- WHAT YOU NEED TO DO
Your task is to copy the material exactly.

# START OF RECORD LIST

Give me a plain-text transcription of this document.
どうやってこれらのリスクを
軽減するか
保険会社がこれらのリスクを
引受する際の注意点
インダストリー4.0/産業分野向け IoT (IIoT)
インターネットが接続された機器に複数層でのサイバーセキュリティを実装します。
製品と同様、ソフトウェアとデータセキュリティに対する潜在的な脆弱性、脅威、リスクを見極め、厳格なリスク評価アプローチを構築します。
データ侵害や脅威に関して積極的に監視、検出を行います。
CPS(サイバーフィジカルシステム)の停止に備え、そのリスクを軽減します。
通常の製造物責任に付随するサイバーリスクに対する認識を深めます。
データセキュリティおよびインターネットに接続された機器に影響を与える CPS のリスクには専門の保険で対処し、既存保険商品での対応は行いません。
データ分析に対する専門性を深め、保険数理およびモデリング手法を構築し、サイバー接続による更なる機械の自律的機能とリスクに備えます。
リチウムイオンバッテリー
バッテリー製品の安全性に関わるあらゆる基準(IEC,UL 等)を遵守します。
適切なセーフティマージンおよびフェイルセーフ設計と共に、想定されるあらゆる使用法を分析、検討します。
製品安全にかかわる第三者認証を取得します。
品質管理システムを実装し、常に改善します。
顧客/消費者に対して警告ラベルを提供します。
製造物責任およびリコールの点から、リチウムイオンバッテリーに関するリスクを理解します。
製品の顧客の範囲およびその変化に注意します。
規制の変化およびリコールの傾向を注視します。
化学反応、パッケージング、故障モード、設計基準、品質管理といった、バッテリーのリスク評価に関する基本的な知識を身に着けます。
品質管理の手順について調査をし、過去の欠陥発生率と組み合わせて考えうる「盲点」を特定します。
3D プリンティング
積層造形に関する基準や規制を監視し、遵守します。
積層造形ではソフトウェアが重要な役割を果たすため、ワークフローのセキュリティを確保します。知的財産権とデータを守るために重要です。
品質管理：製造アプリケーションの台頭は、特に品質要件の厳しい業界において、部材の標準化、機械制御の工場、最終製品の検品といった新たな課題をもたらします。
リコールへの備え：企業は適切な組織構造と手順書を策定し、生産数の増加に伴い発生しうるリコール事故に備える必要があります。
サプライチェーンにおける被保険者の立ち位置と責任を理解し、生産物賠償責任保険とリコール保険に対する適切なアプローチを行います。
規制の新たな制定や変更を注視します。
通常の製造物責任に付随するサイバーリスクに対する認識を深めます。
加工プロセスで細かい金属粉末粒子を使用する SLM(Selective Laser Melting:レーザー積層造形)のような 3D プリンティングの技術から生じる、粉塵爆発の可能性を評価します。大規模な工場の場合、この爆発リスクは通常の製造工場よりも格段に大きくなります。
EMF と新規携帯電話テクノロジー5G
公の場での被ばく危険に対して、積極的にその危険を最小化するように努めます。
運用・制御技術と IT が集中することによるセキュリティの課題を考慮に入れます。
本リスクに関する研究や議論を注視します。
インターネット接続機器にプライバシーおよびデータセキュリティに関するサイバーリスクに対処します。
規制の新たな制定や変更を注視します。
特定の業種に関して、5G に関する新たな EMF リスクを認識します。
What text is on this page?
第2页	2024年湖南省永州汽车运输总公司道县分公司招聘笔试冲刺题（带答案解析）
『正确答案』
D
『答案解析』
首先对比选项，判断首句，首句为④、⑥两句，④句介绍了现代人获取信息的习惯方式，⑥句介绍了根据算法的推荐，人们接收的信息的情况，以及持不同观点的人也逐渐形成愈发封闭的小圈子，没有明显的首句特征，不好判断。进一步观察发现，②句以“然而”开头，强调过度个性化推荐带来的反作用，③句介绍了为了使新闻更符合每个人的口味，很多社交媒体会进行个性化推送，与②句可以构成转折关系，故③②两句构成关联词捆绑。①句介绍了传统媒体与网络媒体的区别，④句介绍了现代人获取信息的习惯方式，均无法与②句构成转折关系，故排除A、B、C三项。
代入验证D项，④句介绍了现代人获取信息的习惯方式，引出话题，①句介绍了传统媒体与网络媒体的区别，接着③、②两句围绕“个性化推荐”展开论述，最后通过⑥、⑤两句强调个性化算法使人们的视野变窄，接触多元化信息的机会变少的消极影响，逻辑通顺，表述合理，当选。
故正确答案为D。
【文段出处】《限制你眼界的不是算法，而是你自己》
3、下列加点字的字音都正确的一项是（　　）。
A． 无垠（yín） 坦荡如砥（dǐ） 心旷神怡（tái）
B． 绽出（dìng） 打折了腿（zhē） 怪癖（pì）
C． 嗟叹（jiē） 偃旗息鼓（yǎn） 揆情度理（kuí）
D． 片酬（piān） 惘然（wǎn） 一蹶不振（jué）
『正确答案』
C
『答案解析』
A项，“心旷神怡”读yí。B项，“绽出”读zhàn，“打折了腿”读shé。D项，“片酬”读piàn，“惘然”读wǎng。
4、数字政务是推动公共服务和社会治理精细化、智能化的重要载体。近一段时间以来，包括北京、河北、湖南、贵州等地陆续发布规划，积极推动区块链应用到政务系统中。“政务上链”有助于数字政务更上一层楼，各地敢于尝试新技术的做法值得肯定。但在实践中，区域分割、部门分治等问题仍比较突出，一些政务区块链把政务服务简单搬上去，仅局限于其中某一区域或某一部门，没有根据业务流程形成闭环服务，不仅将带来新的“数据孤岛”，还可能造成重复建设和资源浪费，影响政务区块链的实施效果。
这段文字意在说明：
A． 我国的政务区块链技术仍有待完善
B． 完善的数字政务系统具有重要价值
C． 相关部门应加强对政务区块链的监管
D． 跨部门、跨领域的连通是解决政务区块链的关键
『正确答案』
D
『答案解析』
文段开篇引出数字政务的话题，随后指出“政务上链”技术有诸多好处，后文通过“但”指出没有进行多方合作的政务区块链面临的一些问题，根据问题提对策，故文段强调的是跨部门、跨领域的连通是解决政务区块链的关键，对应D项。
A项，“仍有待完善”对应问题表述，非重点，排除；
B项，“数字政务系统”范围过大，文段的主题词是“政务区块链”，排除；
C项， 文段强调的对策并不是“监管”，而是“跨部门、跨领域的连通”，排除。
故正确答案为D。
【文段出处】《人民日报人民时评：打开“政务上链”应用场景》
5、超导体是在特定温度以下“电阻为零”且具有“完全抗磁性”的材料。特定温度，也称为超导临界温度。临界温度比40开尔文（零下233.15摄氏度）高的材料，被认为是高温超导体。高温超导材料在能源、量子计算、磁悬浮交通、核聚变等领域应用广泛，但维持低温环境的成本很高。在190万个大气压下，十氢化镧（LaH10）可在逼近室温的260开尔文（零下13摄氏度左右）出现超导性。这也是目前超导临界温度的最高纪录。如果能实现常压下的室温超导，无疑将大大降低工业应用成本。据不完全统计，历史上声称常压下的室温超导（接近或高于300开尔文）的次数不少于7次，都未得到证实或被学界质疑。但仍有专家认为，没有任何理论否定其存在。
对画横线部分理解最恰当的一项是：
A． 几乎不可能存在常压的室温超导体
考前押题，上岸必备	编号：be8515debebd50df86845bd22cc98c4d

# END OF RECORD LIST

- ANSWER TO THIS TASK
Give me a plain-text transcription of this document.
どうやってこれらのリスクを
軽減するか
保険会社がこれらのリスクを
引受する際の注意点
インダストリー4.0/産業分野向け IoT (IIoT)
インターネットが接続された機器に複数層でのサイバーセキュリティを実装します。
製品と同様、ソフトウェアとデータセキュリティに対する潜在的な脆弱性、脅威、リスクを見極め、厳格なリスク評価アプローチを構築します。
データ侵害や脅威に関して積極的に監視、検出を行います。
CPS(サイバーフィジカルシステム)の停止に備え、そのリスクを軽減します。
通常の製造物責任に付随するサイバーリスクに対する認識を深めます。
データセキュリティおよびインターネットに接続された機器に影響を与える CPS のリスクには専門の保険で対処し、既存保険商品での対応は行いません。
データ分析に対する専門性を深め、保険数理およびモデリング手法を構築し、サイバー接続による更なる機械の自律的機能とリスクに備えます。
リチウムイオンバッテリー
バッテリー製品の安全性に関わるあらゆる基準(IEC,UL 等)を遵守します。
適切なセーフティマージンおよびフェイルセーフ設計と共に、想定されるあらゆる使用法を分析、検討します。
製品安全にかかわる第三者認証を取得します。
品質管理システムを実装し、常に改善します。
顧客/消費者に対して警告ラベルを提供します。
製造物責任およびリコールの点から、リチウムイオンバッテリーに関するリスクを理解します。
製品の顧客の範囲およびその変化に注意します。
規制の変化およびリコールの傾向を注視します。
化学反応、パッケージング、故障モード、設計基準、品質管理といった、バッテリーのリスク評価に関する基本的な知識を身に着けます。
品質管理の手順について調査をし、過去の欠陥発生率と組み合わせて考えうる「盲点」を特定します。
3D プリンティング
積層造形に関する基準や規制を監視し、遵守します。
積層造形ではソフトウェアが重要な役割を果たすため、ワークフローのセキュリティを確保します。知的財産権とデータを守るために重要です。
品質管理：製造アプリケーションの台頭は、特に品質要件の厳しい業界において、部材の標準化、機械制御の工場、最終製品の検品といった新たな課題をもたらします。
リコールへの備え：企業は適切な組織構造と手順書を策定し、生産数の増加に伴い発生しうるリコール事故に備える必要があります。
サプライチェーンにおける被保険者の立ち位置と責任を理解し、生産物賠償責任保険とリコール保険に対する適切なアプローチを行います。
規制の新たな制定や変更を注視します。
通常の製造物責任に付随するサイバーリスクに対する認識を深めます。
加工プロセスで細かい金属粉末粒子を使用する SLM(Selective Laser Melting:レーザー積層造形)のような 3D プリンティングの技術から生じる、粉塵爆発の可能性を評価します。大規模な工場の場合、この爆発リスクは通常の製造工場よりも格段に大きくなります。
EMF と新規携帯電話テクノロジー5G
公の場での被ばく危険に対して、積極的にその危険を最小化するように努めます。
運用・制御技術と IT が集中することによるセキュリティの課題を考慮に入れます。
本リスクに関する研究や議論を注視します。
インターネット接続機器にプライバシーおよびデータセキュリティに関するサイバーリスクに対処します。
規制の新たな制定や変更を注視します。
特定の業種に関して、5G に関する新たな EMF リスクを認識します。
What text is on this page?
第2页	2024年湖南省永州汽车运输总公司道县分公司招聘笔试冲刺题（带答案解析）
『正确答案』
D
『答案解析』
首先对比选项，判断首句，首句为④、⑥两句，④句介绍了现代人获取信息的习惯方式，⑥句介绍了根据算法的推荐，人们接收的信息的情况，以及持不同观点的人也逐渐形成愈发封闭的小圈子，没有明显的首句特征，不好判断。进一步观察发现，②句以“然而”开头，强调过度个性化推荐带来的反作用，③句介绍了为了使新闻更符合每个人的口味，很多社交媒体会进行个性化推送，与②句可以构成转折关系，故③②两句构成关联词捆绑。①句介绍了传统媒体与网络媒体的区别，④句介绍了现代人获取信息的习惯方式，均无法与②句构成转折关系，故排除A、B、C三项。
代入验证D项，④句介绍了现代人获取信息的习惯方式，引出话题，①句介绍了传统媒体与网络媒体的区别，接着③、②两句围绕“个性化推荐”展开论述，最后通过⑥、⑤两句强调个性化算法使人们的视野变窄，接触多元化信息的机会变少的消极影响，逻辑通顺，表述合理，当选。
故正确答案为D。
【文段出处】《限制你眼界的不是算法，而是你自己》
3、下列加点字的字音都正确的一项是（　　）。
A． 无垠（yín） 坦荡如砥（dǐ） 心旷神怡（tái）
B． 绽出（dìng） 打折了腿（zhē） 怪癖（pì）
C． 嗟叹（jiē） 偃旗息鼓（yǎn） 揆情度理（kuí）
D． 片酬（piān） 惘然（wǎn） 一蹶不振（jué）
『正确答案』
C
『答案解析』
A项，“心旷神怡”读yí。B项，“绽出”读zhàn，“打折了腿”读shé。D项，“片酬”读piàn，“惘然”读wǎng。
4、数字政务是推动公共服务和社会治理精细化、智能化的重要载体。近一段时间以来，包括北京、河北、湖南、贵州等地陆续发布规划，积极推动区块链应用到政务系统中。“政务上链”有助于数字政务更上一层楼，各地敢于尝试新技术的做法值得肯定。但在实践中，区域分割、部门分治等问题仍比较突出，一些政务区块链把政务服务简单搬上去，仅局限于其中某一区域或某一部门，没有根据业务流程形成闭环服务，不仅将带来新的“数据孤岛”，还可能造成重复建设和资源浪费，影响政务区块链的实施效果。
这段文字意在说明：
A． 我国的政务区块链技术仍有待完善
B． 完善的数字政务系统具有重要价值
C． 相关部门应加强对政务区块链的监管
D． 跨部门、跨领域的连通是解决政务区块链的关键
『正确答案』
D
『答案解析』
文段开篇引出数字政务的话题，随后指出“政务上链”技术有诸多好处，后文通过“但”指出没有进行多方合作的政务区块链面临的一些问题，根据问题提对策，故文段强调的是跨部门、跨领域的连通是解决政务区块链的关键，对应D项。
A项，“仍有待完善”对应问题表述，非重点，排除；
B项，“数字政务系统”范围过大，文段的主题词是“政务区块链”，排除；
C项， 文段强调的对策并不是“监管”，而是“跨部门、跨领域的连通”，排除。
故正确答案为D。
【文段出处】《人民日报人民时评：打开“政务上链”应用场景》
5、超导体是在特定温度以下“电阻为零”且具有“完全抗磁性”的材料。特定温度，也称为超导临界温度。临界温度比40开尔文（零下233.15摄氏度）高的材料，被认为是高温超导体。高温超导材料在能源、量子计算、磁悬浮交通、核聚变等领域应用广泛，但维持低温环境的成本很高。在190万个大气压下，十氢化镧（LaH10）可在逼近室温的260开尔文（零下13摄氏度左右）出现超导性。这也是目前超导临界温度的最高纪录。如果能实现常压下的室温超导，无疑将大大降低工业应用成本。据不完全统计，历史上声称常压下的室温超导（接近或高于300开尔文）的次数不少于7次，都未得到证实或被学界质疑。但仍有专家认为，没有任何理论否定其存在。
对画横线部分理解最恰当的一项是：
A． 几乎不可能存在常压的室温超导体
考前押题，上岸必备	编号：be8515debebd50df86845bd22cc98c4d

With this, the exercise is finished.